PROBLEM DETAILS >> Each entry below must be repeated exactly, with pictures left out.
***** RECORDS SHOWN *****
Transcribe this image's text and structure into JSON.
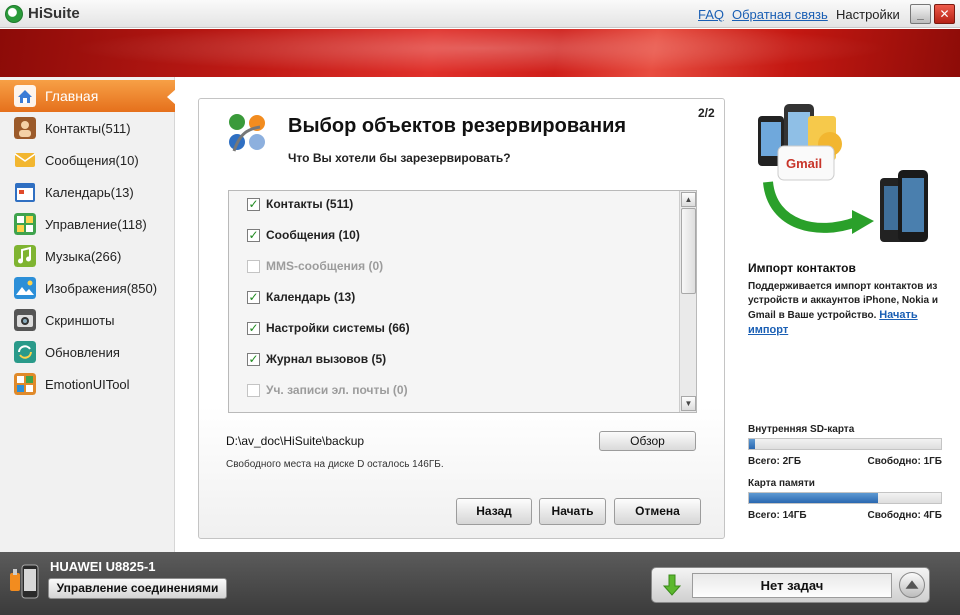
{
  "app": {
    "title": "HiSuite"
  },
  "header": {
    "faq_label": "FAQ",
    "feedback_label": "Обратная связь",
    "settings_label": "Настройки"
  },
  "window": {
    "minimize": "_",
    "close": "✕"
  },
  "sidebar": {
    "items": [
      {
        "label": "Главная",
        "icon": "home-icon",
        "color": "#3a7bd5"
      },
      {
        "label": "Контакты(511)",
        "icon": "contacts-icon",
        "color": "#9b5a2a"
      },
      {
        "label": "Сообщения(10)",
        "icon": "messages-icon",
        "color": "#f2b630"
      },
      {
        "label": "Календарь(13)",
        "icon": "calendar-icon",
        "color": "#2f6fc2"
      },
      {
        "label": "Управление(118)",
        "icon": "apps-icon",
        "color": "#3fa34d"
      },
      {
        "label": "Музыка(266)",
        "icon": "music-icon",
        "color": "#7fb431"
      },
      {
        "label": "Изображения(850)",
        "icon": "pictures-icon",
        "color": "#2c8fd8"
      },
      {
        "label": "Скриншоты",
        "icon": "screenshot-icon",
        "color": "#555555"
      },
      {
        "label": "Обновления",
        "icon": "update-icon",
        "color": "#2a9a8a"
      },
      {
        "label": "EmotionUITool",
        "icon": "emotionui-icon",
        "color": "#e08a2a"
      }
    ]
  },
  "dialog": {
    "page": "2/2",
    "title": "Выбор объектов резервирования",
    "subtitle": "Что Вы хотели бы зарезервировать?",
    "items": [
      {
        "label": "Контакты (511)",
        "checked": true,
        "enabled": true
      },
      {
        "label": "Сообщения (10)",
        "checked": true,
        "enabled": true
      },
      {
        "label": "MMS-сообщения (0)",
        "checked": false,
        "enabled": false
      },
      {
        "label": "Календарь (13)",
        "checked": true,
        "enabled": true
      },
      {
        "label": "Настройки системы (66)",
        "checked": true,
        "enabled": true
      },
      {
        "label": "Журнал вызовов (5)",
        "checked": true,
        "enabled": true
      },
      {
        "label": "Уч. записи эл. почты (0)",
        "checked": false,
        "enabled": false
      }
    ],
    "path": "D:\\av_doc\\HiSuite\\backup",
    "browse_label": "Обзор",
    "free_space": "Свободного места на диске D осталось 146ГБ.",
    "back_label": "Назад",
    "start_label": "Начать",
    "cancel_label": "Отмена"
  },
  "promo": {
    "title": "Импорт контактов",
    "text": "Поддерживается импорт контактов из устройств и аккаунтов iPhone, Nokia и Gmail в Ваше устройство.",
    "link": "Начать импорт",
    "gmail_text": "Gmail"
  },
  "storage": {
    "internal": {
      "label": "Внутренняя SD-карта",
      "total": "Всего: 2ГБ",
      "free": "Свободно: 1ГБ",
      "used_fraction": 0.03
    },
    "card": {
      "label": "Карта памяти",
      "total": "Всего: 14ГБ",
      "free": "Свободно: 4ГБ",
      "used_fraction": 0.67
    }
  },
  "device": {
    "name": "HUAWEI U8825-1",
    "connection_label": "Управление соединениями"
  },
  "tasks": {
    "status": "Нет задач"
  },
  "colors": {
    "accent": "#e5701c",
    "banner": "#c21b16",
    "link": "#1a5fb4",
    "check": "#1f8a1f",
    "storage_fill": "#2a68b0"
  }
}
*****
THE RESPONSE >>
Transcribe this image's text and structure into JSON.
{
  "app": {
    "title": "HiSuite"
  },
  "header": {
    "faq_label": "FAQ",
    "feedback_label": "Обратная связь",
    "settings_label": "Настройки"
  },
  "window": {
    "minimize": "_",
    "close": "✕"
  },
  "sidebar": {
    "items": [
      {
        "label": "Главная",
        "icon": "home-icon",
        "color": "#3a7bd5"
      },
      {
        "label": "Контакты(511)",
        "icon": "contacts-icon",
        "color": "#9b5a2a"
      },
      {
        "label": "Сообщения(10)",
        "icon": "messages-icon",
        "color": "#f2b630"
      },
      {
        "label": "Календарь(13)",
        "icon": "calendar-icon",
        "color": "#2f6fc2"
      },
      {
        "label": "Управление(118)",
        "icon": "apps-icon",
        "color": "#3fa34d"
      },
      {
        "label": "Музыка(266)",
        "icon": "music-icon",
        "color": "#7fb431"
      },
      {
        "label": "Изображения(850)",
        "icon": "pictures-icon",
        "color": "#2c8fd8"
      },
      {
        "label": "Скриншоты",
        "icon": "screenshot-icon",
        "color": "#555555"
      },
      {
        "label": "Обновления",
        "icon": "update-icon",
        "color": "#2a9a8a"
      },
      {
        "label": "EmotionUITool",
        "icon": "emotionui-icon",
        "color": "#e08a2a"
      }
    ]
  },
  "dialog": {
    "page": "2/2",
    "title": "Выбор объектов резервирования",
    "subtitle": "Что Вы хотели бы зарезервировать?",
    "items": [
      {
        "label": "Контакты (511)",
        "checked": true,
        "enabled": true
      },
      {
        "label": "Сообщения (10)",
        "checked": true,
        "enabled": true
      },
      {
        "label": "MMS-сообщения (0)",
        "checked": false,
        "enabled": false
      },
      {
        "label": "Календарь (13)",
        "checked": true,
        "enabled": true
      },
      {
        "label": "Настройки системы (66)",
        "checked": true,
        "enabled": true
      },
      {
        "label": "Журнал вызовов (5)",
        "checked": true,
        "enabled": true
      },
      {
        "label": "Уч. записи эл. почты (0)",
        "checked": false,
        "enabled": false
      }
    ],
    "path": "D:\\av_doc\\HiSuite\\backup",
    "browse_label": "Обзор",
    "free_space": "Свободного места на диске D осталось 146ГБ.",
    "back_label": "Назад",
    "start_label": "Начать",
    "cancel_label": "Отмена"
  },
  "promo": {
    "title": "Импорт контактов",
    "text": "Поддерживается импорт контактов из устройств и аккаунтов iPhone, Nokia и Gmail в Ваше устройство.",
    "link": "Начать импорт",
    "gmail_text": "Gmail"
  },
  "storage": {
    "internal": {
      "label": "Внутренняя SD-карта",
      "total": "Всего: 2ГБ",
      "free": "Свободно: 1ГБ",
      "used_fraction": 0.03
    },
    "card": {
      "label": "Карта памяти",
      "total": "Всего: 14ГБ",
      "free": "Свободно: 4ГБ",
      "used_fraction": 0.67
    }
  },
  "device": {
    "name": "HUAWEI U8825-1",
    "connection_label": "Управление соединениями"
  },
  "tasks": {
    "status": "Нет задач"
  },
  "colors": {
    "accent": "#e5701c",
    "banner": "#c21b16",
    "link": "#1a5fb4",
    "check": "#1f8a1f",
    "storage_fill": "#2a68b0"
  }
}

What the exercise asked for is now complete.